What the exercise asks> Repeat every line below exactly, word for word.

-- Start of Task material --

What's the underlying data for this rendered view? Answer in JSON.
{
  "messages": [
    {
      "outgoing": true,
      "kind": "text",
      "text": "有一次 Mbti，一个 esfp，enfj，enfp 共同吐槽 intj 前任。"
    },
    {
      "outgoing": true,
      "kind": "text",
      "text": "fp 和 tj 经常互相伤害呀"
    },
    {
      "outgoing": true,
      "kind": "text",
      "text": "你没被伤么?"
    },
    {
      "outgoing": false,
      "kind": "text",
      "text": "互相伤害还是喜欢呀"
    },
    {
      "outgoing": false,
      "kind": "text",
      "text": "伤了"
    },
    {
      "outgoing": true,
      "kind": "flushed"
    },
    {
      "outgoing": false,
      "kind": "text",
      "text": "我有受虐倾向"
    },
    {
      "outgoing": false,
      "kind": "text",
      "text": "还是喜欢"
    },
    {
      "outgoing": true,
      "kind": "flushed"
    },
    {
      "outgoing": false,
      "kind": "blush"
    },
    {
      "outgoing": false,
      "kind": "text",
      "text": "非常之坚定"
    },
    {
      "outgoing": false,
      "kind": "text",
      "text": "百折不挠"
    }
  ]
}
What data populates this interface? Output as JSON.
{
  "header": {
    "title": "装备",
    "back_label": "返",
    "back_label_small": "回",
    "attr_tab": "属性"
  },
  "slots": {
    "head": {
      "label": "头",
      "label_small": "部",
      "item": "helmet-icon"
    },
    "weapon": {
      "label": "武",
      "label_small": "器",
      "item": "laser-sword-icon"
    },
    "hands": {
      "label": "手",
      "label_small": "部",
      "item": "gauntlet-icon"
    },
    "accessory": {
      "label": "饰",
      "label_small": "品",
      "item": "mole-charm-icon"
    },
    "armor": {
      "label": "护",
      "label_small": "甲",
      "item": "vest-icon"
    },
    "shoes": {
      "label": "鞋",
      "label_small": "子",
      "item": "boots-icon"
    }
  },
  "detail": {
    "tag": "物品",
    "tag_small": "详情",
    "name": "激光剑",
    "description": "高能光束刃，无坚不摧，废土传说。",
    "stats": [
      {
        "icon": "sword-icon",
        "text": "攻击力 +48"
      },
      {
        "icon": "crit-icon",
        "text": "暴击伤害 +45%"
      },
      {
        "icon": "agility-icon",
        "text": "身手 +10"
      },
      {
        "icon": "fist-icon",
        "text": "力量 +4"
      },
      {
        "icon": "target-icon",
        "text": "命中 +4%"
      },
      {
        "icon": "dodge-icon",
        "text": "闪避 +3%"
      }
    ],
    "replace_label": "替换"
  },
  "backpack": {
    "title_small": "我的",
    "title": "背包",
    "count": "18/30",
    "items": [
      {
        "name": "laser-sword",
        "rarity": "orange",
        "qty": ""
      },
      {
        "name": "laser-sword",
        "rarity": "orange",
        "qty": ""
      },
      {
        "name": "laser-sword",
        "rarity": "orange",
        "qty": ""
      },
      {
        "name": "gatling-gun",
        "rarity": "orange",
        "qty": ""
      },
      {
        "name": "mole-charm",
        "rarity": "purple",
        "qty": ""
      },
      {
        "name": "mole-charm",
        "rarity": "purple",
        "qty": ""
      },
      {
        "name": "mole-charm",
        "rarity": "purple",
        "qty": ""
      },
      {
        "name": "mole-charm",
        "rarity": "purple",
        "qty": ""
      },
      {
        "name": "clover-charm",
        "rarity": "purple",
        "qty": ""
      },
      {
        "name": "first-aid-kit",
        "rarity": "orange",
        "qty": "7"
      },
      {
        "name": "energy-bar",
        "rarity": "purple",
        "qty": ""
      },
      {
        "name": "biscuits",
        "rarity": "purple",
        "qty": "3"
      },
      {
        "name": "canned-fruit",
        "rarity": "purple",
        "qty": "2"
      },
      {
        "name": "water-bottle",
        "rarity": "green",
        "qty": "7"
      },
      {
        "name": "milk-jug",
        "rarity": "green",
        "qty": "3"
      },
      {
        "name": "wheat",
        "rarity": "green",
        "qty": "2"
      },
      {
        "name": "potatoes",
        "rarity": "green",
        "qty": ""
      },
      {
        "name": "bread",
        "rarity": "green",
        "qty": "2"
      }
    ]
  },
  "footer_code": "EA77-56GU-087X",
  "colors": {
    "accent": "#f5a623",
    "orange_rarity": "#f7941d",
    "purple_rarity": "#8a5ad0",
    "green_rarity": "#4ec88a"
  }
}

-- End of Task material --

Result of the exercise>
What's the underlying data for this rendered view? Answer in JSON.
{
  "messages": [
    {
      "outgoing": true,
      "kind": "text",
      "text": "有一次 Mbti，一个 esfp，enfj，enfp 共同吐槽 intj 前任。"
    },
    {
      "outgoing": true,
      "kind": "text",
      "text": "fp 和 tj 经常互相伤害呀"
    },
    {
      "outgoing": true,
      "kind": "text",
      "text": "你没被伤么?"
    },
    {
      "outgoing": false,
      "kind": "text",
      "text": "互相伤害还是喜欢呀"
    },
    {
      "outgoing": false,
      "kind": "text",
      "text": "伤了"
    },
    {
      "outgoing": true,
      "kind": "flushed"
    },
    {
      "outgoing": false,
      "kind": "text",
      "text": "我有受虐倾向"
    },
    {
      "outgoing": false,
      "kind": "text",
      "text": "还是喜欢"
    },
    {
      "outgoing": true,
      "kind": "flushed"
    },
    {
      "outgoing": false,
      "kind": "blush"
    },
    {
      "outgoing": false,
      "kind": "text",
      "text": "非常之坚定"
    },
    {
      "outgoing": false,
      "kind": "text",
      "text": "百折不挠"
    }
  ]
}
What data populates this interface? Output as JSON.
{
  "header": {
    "title": "装备",
    "back_label": "返",
    "back_label_small": "回",
    "attr_tab": "属性"
  },
  "slots": {
    "head": {
      "label": "头",
      "label_small": "部",
      "item": "helmet-icon"
    },
    "weapon": {
      "label": "武",
      "label_small": "器",
      "item": "laser-sword-icon"
    },
    "hands": {
      "label": "手",
      "label_small": "部",
      "item": "gauntlet-icon"
    },
    "accessory": {
      "label": "饰",
      "label_small": "品",
      "item": "mole-charm-icon"
    },
    "armor": {
      "label": "护",
      "label_small": "甲",
      "item": "vest-icon"
    },
    "shoes": {
      "label": "鞋",
      "label_small": "子",
      "item": "boots-icon"
    }
  },
  "detail": {
    "tag": "物品",
    "tag_small": "详情",
    "name": "激光剑",
    "description": "高能光束刃，无坚不摧，废土传说。",
    "stats": [
      {
        "icon": "sword-icon",
        "text": "攻击力 +48"
      },
      {
        "icon": "crit-icon",
        "text": "暴击伤害 +45%"
      },
      {
        "icon": "agility-icon",
        "text": "身手 +10"
      },
      {
        "icon": "fist-icon",
        "text": "力量 +4"
      },
      {
        "icon": "target-icon",
        "text": "命中 +4%"
      },
      {
        "icon": "dodge-icon",
        "text": "闪避 +3%"
      }
    ],
    "replace_label": "替换"
  },
  "backpack": {
    "title_small": "我的",
    "title": "背包",
    "count": "18/30",
    "items": [
      {
        "name": "laser-sword",
        "rarity": "orange",
        "qty": ""
      },
      {
        "name": "laser-sword",
        "rarity": "orange",
        "qty": ""
      },
      {
        "name": "laser-sword",
        "rarity": "orange",
        "qty": ""
      },
      {
        "name": "gatling-gun",
        "rarity": "orange",
        "qty": ""
      },
      {
        "name": "mole-charm",
        "rarity": "purple",
        "qty": ""
      },
      {
        "name": "mole-charm",
        "rarity": "purple",
        "qty": ""
      },
      {
        "name": "mole-charm",
        "rarity": "purple",
        "qty": ""
      },
      {
        "name": "mole-charm",
        "rarity": "purple",
        "qty": ""
      },
      {
        "name": "clover-charm",
        "rarity": "purple",
        "qty": ""
      },
      {
        "name": "first-aid-kit",
        "rarity": "orange",
        "qty": "7"
      },
      {
        "name": "energy-bar",
        "rarity": "purple",
        "qty": ""
      },
      {
        "name": "biscuits",
        "rarity": "purple",
        "qty": "3"
      },
      {
        "name": "canned-fruit",
        "rarity": "purple",
        "qty": "2"
      },
      {
        "name": "water-bottle",
        "rarity": "green",
        "qty": "7"
      },
      {
        "name": "milk-jug",
        "rarity": "green",
        "qty": "3"
      },
      {
        "name": "wheat",
        "rarity": "green",
        "qty": "2"
      },
      {
        "name": "potatoes",
        "rarity": "green",
        "qty": ""
      },
      {
        "name": "bread",
        "rarity": "green",
        "qty": "2"
      }
    ]
  },
  "footer_code": "EA77-56GU-087X",
  "colors": {
    "accent": "#f5a623",
    "orange_rarity": "#f7941d",
    "purple_rarity": "#8a5ad0",
    "green_rarity": "#4ec88a"
  }
}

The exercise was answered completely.